+++ Material supplied +++
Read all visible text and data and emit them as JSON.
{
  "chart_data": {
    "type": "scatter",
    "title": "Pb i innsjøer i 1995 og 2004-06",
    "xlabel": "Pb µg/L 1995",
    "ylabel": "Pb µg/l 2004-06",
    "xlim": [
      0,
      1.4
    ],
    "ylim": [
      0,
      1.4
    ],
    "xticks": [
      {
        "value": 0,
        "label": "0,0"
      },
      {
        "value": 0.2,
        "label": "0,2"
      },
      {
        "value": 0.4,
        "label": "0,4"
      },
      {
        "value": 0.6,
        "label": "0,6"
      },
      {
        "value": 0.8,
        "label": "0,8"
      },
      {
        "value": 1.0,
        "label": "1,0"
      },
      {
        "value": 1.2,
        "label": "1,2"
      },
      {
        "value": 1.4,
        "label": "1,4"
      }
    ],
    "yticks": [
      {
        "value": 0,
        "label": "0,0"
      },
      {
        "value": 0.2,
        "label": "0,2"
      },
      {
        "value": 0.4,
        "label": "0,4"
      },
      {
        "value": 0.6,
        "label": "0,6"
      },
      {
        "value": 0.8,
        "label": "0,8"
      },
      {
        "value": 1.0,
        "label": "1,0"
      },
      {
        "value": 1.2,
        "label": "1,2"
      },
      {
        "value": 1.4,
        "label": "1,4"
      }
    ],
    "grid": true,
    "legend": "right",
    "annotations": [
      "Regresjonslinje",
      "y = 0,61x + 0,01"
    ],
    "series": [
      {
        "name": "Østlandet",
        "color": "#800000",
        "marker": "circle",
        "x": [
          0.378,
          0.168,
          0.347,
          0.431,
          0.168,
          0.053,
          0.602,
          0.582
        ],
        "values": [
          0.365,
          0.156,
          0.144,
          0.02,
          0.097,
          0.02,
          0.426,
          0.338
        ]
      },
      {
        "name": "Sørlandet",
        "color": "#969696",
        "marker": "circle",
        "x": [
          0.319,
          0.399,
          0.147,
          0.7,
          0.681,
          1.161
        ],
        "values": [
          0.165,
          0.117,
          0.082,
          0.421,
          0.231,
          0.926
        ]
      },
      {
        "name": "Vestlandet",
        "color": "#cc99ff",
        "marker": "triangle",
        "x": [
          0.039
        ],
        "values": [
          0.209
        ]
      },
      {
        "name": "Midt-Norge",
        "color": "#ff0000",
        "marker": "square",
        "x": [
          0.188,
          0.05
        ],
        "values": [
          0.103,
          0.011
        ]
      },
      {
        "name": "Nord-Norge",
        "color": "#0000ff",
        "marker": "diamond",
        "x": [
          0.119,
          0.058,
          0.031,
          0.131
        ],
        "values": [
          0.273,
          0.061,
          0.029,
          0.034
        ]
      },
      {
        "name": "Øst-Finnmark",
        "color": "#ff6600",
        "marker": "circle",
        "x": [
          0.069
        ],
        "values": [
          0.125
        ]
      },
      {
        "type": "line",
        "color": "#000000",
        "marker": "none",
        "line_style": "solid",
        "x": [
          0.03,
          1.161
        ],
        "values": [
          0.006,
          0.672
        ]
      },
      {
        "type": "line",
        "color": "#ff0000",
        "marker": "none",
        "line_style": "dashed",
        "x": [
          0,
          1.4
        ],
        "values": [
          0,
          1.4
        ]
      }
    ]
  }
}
+++
## The task
Exactly as shown, repeat every record.

## Finished exercise
Read all visible text and data and emit them as JSON.
{
  "chart_data": {
    "type": "scatter",
    "title": "Pb i innsjøer i 1995 og 2004-06",
    "xlabel": "Pb µg/L 1995",
    "ylabel": "Pb µg/l 2004-06",
    "xlim": [
      0,
      1.4
    ],
    "ylim": [
      0,
      1.4
    ],
    "xticks": [
      {
        "value": 0,
        "label": "0,0"
      },
      {
        "value": 0.2,
        "label": "0,2"
      },
      {
        "value": 0.4,
        "label": "0,4"
      },
      {
        "value": 0.6,
        "label": "0,6"
      },
      {
        "value": 0.8,
        "label": "0,8"
      },
      {
        "value": 1.0,
        "label": "1,0"
      },
      {
        "value": 1.2,
        "label": "1,2"
      },
      {
        "value": 1.4,
        "label": "1,4"
      }
    ],
    "yticks": [
      {
        "value": 0,
        "label": "0,0"
      },
      {
        "value": 0.2,
        "label": "0,2"
      },
      {
        "value": 0.4,
        "label": "0,4"
      },
      {
        "value": 0.6,
        "label": "0,6"
      },
      {
        "value": 0.8,
        "label": "0,8"
      },
      {
        "value": 1.0,
        "label": "1,0"
      },
      {
        "value": 1.2,
        "label": "1,2"
      },
      {
        "value": 1.4,
        "label": "1,4"
      }
    ],
    "grid": true,
    "legend": "right",
    "annotations": [
      "Regresjonslinje",
      "y = 0,61x + 0,01"
    ],
    "series": [
      {
        "name": "Østlandet",
        "color": "#800000",
        "marker": "circle",
        "x": [
          0.378,
          0.168,
          0.347,
          0.431,
          0.168,
          0.053,
          0.602,
          0.582
        ],
        "values": [
          0.365,
          0.156,
          0.144,
          0.02,
          0.097,
          0.02,
          0.426,
          0.338
        ]
      },
      {
        "name": "Sørlandet",
        "color": "#969696",
        "marker": "circle",
        "x": [
          0.319,
          0.399,
          0.147,
          0.7,
          0.681,
          1.161
        ],
        "values": [
          0.165,
          0.117,
          0.082,
          0.421,
          0.231,
          0.926
        ]
      },
      {
        "name": "Vestlandet",
        "color": "#cc99ff",
        "marker": "triangle",
        "x": [
          0.039
        ],
        "values": [
          0.209
        ]
      },
      {
        "name": "Midt-Norge",
        "color": "#ff0000",
        "marker": "square",
        "x": [
          0.188,
          0.05
        ],
        "values": [
          0.103,
          0.011
        ]
      },
      {
        "name": "Nord-Norge",
        "color": "#0000ff",
        "marker": "diamond",
        "x": [
          0.119,
          0.058,
          0.031,
          0.131
        ],
        "values": [
          0.273,
          0.061,
          0.029,
          0.034
        ]
      },
      {
        "name": "Øst-Finnmark",
        "color": "#ff6600",
        "marker": "circle",
        "x": [
          0.069
        ],
        "values": [
          0.125
        ]
      },
      {
        "type": "line",
        "color": "#000000",
        "marker": "none",
        "line_style": "solid",
        "x": [
          0.03,
          1.161
        ],
        "values": [
          0.006,
          0.672
        ]
      },
      {
        "type": "line",
        "color": "#ff0000",
        "marker": "none",
        "line_style": "dashed",
        "x": [
          0,
          1.4
        ],
        "values": [
          0,
          1.4
        ]
      }
    ]
  }
}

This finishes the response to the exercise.